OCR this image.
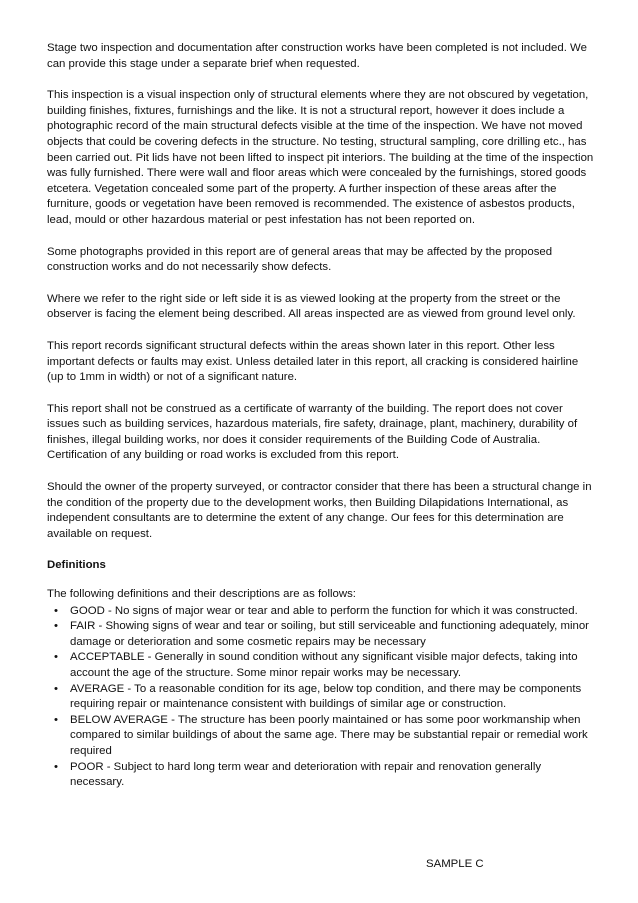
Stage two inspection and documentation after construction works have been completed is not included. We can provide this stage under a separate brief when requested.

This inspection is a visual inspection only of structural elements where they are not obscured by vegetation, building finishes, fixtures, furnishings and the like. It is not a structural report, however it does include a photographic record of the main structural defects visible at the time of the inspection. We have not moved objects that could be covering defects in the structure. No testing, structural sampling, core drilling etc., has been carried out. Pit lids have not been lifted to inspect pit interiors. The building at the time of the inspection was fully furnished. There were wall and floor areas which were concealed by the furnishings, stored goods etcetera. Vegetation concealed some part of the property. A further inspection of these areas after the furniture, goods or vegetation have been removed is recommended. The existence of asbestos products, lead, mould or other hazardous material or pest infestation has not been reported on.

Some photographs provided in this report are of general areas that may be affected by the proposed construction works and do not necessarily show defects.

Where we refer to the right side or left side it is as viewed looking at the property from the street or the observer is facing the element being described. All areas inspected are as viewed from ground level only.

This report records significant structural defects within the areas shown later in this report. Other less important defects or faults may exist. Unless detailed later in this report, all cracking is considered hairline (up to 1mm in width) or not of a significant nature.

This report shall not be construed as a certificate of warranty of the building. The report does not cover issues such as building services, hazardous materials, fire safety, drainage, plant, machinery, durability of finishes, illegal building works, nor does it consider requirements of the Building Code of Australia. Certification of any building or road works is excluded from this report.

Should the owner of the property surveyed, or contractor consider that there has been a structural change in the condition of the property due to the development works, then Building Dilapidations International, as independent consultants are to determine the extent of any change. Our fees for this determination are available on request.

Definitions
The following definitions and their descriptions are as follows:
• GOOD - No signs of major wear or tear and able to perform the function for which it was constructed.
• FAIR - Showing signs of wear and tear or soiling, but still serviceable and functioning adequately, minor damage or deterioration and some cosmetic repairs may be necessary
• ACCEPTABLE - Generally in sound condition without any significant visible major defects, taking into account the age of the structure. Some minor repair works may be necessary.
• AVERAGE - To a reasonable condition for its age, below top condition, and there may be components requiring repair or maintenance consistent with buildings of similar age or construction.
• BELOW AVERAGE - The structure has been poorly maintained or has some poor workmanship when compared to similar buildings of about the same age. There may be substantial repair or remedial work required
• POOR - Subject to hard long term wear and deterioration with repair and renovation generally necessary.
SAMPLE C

──────

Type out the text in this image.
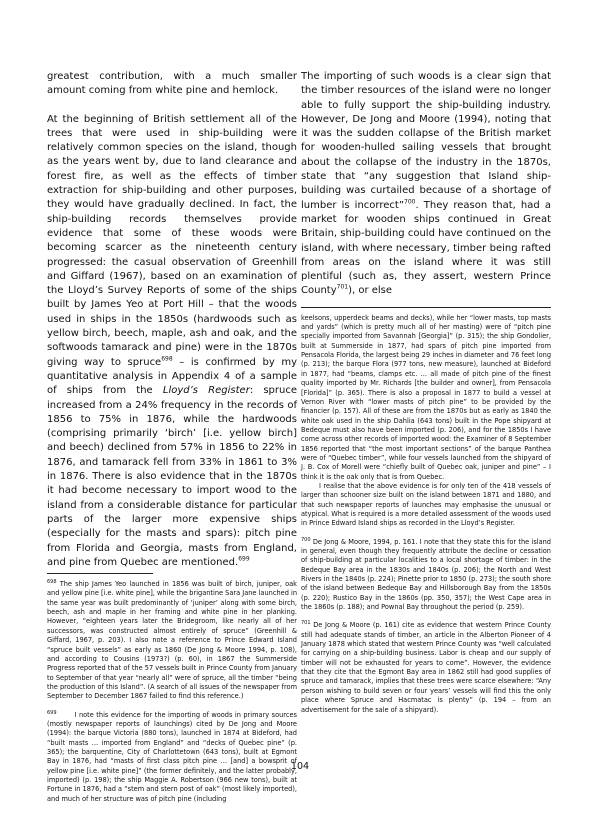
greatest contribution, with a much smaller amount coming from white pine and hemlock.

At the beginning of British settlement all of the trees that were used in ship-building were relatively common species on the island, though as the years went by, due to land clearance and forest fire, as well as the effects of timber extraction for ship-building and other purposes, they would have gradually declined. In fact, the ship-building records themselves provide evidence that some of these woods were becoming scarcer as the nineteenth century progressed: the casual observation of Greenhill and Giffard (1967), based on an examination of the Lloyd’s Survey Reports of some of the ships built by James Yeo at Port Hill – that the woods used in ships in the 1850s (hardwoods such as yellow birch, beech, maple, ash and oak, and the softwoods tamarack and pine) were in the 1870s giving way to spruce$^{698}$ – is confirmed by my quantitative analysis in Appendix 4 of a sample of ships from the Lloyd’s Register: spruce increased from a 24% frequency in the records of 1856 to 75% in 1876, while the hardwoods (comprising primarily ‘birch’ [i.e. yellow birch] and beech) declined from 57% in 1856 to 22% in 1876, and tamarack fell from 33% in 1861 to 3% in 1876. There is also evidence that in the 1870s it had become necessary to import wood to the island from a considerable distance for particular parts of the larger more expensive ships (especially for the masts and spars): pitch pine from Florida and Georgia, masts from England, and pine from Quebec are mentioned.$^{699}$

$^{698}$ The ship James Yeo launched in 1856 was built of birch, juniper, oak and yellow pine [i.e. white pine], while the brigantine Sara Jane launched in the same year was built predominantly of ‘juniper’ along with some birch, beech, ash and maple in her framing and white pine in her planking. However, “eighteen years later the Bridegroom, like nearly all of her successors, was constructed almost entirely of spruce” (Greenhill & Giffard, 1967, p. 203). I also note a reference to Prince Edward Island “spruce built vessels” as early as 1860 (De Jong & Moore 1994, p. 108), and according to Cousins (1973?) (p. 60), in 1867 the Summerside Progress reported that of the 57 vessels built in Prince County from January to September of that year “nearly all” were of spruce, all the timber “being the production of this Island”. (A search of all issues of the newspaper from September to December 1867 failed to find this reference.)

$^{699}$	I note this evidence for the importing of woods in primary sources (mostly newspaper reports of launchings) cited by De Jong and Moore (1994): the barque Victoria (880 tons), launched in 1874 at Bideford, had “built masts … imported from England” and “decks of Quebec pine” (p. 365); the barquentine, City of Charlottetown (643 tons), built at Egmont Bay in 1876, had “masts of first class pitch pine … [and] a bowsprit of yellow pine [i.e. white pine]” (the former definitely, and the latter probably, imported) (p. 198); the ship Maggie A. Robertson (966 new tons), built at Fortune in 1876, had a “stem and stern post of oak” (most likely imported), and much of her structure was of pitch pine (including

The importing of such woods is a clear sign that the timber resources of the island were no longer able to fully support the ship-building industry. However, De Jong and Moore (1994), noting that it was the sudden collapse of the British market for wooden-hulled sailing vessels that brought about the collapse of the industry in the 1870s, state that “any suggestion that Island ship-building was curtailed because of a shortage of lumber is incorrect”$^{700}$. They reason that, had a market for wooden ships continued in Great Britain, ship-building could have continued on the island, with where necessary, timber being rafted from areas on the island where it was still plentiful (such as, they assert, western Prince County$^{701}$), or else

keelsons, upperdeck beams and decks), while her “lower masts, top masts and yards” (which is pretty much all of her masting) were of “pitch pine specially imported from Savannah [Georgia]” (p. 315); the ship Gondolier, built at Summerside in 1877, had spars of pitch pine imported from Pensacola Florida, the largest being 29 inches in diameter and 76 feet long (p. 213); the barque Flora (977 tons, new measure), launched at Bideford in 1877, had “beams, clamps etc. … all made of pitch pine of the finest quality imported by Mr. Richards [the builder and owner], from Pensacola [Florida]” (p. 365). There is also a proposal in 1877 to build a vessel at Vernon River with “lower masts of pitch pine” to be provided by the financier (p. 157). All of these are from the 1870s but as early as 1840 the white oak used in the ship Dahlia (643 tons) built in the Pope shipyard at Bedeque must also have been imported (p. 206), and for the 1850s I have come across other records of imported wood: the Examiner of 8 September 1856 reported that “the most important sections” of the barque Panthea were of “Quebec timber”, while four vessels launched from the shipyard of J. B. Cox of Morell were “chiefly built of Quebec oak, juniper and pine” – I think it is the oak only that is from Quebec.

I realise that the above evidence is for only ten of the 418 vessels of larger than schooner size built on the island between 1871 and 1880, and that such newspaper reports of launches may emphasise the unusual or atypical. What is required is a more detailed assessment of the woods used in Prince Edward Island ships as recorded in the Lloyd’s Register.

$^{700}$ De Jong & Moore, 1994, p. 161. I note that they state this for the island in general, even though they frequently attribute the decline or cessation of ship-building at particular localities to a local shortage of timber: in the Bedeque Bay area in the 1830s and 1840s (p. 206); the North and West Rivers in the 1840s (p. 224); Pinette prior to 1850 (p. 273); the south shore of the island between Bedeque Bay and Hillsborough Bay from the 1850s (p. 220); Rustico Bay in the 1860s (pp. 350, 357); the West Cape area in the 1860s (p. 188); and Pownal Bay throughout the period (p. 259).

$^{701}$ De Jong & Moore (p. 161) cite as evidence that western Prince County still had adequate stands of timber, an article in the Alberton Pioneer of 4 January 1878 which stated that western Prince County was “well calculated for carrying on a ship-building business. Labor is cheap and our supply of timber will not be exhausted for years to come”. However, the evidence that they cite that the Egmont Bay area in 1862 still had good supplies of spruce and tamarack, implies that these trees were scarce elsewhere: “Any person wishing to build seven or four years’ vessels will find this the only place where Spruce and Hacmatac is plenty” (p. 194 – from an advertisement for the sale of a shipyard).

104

──────

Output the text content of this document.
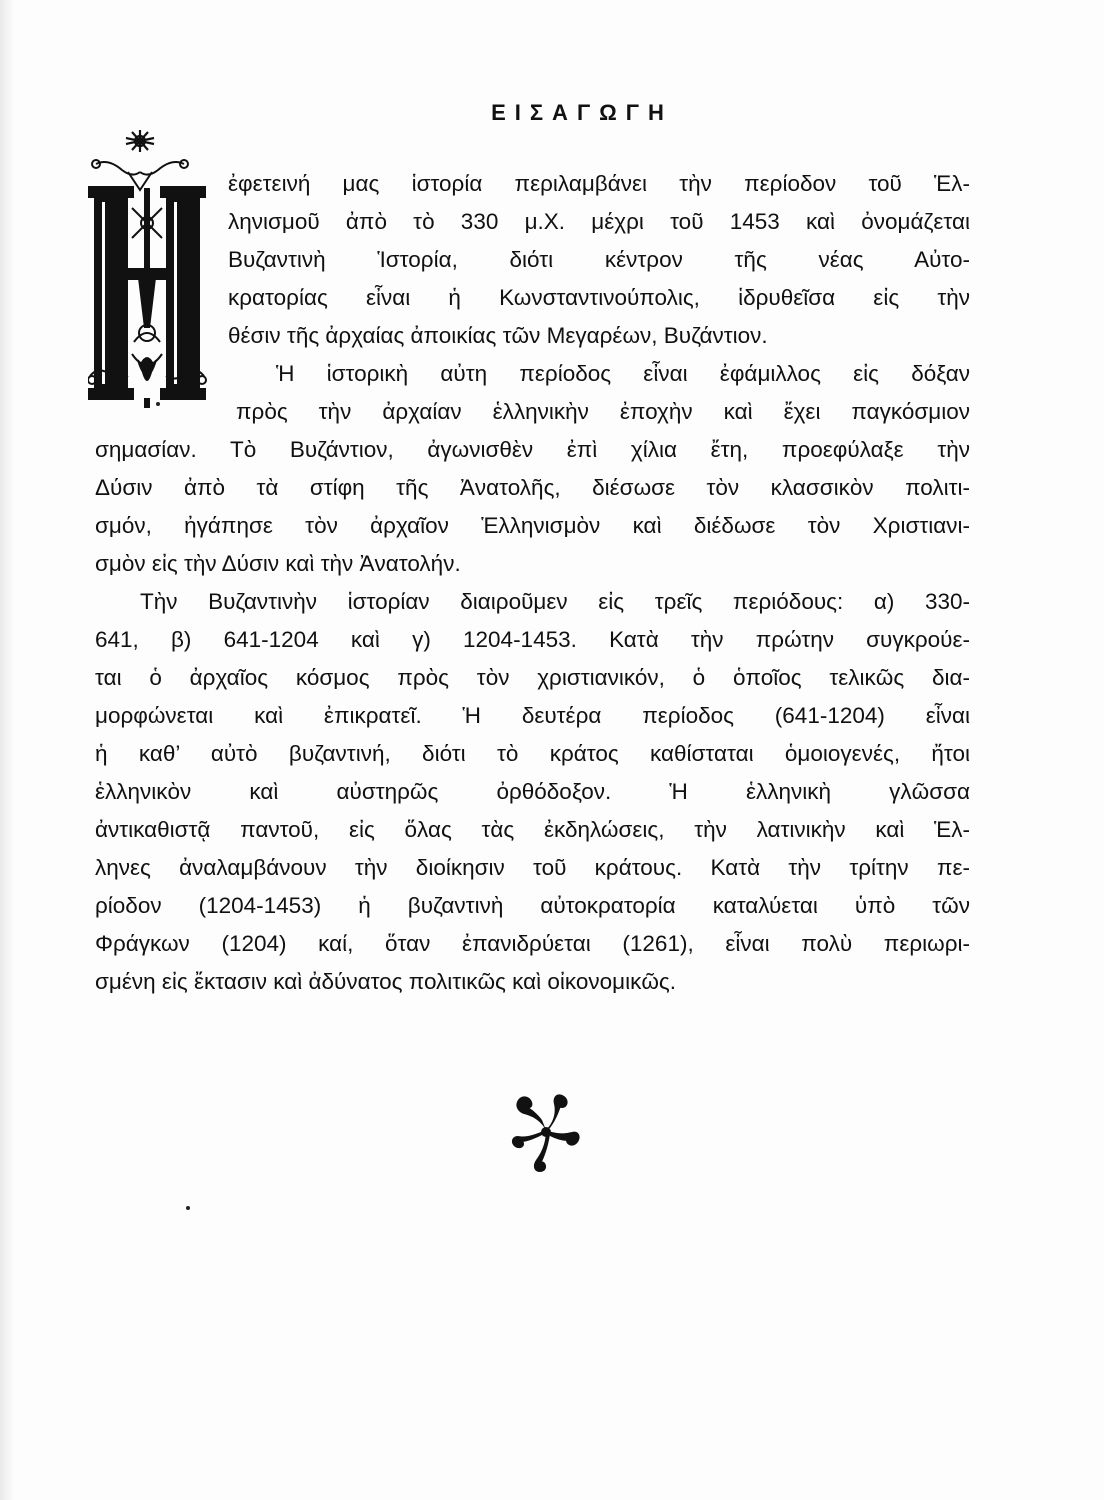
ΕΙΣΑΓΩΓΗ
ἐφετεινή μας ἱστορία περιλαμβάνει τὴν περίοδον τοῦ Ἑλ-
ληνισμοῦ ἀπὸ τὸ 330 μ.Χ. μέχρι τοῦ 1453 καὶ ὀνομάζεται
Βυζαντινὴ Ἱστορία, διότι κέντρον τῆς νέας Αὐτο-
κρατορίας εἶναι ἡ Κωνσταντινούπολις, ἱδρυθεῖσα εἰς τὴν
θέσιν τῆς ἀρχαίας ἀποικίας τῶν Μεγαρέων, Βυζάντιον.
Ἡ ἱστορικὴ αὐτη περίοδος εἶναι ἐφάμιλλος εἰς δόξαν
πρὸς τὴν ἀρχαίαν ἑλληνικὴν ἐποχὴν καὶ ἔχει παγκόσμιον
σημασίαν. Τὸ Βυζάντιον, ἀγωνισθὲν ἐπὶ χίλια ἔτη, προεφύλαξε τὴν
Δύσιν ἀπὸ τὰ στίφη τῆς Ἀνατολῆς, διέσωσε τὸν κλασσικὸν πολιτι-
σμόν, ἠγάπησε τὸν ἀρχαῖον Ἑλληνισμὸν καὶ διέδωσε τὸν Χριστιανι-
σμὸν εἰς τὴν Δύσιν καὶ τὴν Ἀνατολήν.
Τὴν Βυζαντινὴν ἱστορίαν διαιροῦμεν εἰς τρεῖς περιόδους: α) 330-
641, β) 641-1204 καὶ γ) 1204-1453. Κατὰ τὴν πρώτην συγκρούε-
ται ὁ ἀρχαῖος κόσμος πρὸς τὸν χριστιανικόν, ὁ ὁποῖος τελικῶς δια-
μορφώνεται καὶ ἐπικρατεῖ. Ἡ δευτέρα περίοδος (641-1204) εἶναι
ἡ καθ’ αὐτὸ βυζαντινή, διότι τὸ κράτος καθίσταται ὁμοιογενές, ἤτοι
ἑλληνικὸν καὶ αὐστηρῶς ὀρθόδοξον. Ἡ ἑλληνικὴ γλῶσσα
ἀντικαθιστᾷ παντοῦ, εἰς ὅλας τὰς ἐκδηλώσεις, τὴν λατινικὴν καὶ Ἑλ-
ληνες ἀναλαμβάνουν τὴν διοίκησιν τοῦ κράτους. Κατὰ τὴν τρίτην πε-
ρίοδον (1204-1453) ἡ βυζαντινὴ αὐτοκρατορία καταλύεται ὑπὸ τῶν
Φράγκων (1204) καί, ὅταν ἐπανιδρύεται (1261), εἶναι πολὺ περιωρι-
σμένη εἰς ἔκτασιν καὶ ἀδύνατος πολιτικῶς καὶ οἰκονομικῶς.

──────

WRITTEN EXERCISE:
Return every line from the records above that holds the word "construction".

SOLUTION BELOW:
Stage two inspection and documentation after construction works have been completed is not included. We can provide this stage under a separate brief when requested.
Some photographs provided in this report are of general areas that may be affected by the proposed construction works and do not necessarily show defects.
• AVERAGE - To a reasonable condition for its age, below top condition, and there may be components requiring repair or maintenance consistent with buildings of similar age or construction.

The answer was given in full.